(Figure content listings)
····················

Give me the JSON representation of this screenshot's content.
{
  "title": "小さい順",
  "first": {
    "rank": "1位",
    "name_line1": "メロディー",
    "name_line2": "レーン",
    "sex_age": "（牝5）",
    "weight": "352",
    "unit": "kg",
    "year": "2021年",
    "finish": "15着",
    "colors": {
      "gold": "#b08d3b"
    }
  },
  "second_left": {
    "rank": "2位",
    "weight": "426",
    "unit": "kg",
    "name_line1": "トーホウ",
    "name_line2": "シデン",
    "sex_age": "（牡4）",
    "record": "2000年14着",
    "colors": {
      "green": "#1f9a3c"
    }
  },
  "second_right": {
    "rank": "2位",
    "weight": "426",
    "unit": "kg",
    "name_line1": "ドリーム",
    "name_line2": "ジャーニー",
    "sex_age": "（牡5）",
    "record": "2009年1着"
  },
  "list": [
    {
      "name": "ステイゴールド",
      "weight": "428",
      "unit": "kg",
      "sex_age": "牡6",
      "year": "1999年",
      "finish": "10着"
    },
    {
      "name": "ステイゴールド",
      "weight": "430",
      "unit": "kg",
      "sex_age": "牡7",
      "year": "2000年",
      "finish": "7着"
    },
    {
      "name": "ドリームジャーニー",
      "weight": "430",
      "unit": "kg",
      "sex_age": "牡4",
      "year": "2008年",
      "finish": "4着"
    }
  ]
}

····················

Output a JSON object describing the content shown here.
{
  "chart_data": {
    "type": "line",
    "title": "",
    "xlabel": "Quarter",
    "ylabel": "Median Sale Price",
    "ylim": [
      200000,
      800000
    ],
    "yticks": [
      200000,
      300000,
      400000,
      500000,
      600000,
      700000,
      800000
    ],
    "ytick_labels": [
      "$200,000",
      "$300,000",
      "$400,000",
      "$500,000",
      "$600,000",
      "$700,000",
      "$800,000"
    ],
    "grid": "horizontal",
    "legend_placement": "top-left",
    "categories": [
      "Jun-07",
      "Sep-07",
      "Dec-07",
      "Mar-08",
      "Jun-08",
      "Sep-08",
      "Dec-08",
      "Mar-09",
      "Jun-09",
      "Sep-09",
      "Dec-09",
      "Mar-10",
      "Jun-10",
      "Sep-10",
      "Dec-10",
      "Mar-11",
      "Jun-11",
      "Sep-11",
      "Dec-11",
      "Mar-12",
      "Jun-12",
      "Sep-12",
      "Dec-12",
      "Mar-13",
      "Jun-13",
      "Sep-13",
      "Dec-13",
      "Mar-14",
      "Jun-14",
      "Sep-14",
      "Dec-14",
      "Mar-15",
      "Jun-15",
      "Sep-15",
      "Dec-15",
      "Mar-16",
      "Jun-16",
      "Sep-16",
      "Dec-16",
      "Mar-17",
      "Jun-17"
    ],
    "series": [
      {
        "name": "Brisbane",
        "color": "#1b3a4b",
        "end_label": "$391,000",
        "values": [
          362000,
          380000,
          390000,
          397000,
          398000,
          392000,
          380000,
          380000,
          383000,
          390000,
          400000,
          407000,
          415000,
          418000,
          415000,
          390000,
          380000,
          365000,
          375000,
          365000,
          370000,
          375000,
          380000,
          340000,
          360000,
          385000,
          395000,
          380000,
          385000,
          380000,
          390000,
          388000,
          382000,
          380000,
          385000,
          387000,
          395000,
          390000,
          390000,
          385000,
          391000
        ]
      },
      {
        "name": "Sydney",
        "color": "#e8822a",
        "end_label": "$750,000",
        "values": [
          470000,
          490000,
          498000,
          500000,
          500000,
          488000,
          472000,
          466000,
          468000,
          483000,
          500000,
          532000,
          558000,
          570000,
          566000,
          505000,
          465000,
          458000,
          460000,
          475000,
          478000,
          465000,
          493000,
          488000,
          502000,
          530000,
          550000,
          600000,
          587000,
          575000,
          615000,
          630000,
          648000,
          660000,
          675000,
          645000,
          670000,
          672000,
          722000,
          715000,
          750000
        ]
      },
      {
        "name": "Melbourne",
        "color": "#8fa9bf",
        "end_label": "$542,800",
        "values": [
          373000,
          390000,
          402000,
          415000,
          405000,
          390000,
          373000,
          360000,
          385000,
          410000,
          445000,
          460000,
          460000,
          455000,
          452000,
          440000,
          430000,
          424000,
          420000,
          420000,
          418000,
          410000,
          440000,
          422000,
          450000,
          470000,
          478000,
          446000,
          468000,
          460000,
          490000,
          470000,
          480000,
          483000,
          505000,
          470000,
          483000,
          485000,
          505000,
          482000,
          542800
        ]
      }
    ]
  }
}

····················

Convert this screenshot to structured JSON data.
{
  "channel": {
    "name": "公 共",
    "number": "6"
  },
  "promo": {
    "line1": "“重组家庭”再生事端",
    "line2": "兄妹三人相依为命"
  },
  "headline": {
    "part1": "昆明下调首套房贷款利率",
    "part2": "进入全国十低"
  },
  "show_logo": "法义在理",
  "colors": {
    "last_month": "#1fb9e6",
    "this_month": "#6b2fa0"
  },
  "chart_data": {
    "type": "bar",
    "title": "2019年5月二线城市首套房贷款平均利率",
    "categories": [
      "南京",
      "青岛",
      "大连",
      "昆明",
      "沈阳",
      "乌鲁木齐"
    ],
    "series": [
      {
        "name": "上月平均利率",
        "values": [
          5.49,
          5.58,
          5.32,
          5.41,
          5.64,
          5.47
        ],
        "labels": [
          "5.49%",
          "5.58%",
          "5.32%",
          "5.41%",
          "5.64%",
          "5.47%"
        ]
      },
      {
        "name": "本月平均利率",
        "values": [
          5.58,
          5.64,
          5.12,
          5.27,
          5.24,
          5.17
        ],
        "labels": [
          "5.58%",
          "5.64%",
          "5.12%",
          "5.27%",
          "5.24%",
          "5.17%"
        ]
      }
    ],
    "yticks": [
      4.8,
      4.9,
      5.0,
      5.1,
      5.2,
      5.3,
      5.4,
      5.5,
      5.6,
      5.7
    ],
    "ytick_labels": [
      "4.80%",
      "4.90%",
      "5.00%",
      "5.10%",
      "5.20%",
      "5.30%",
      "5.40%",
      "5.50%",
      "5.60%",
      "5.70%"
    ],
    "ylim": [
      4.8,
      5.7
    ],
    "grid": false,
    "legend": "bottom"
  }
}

····················

> Directions for this task
Look through the data and gather every line with the string "year" in it.

> In response
    "year": "2021年",
      "year": "1999年",
      "year": "2000年",
      "year": "2008年",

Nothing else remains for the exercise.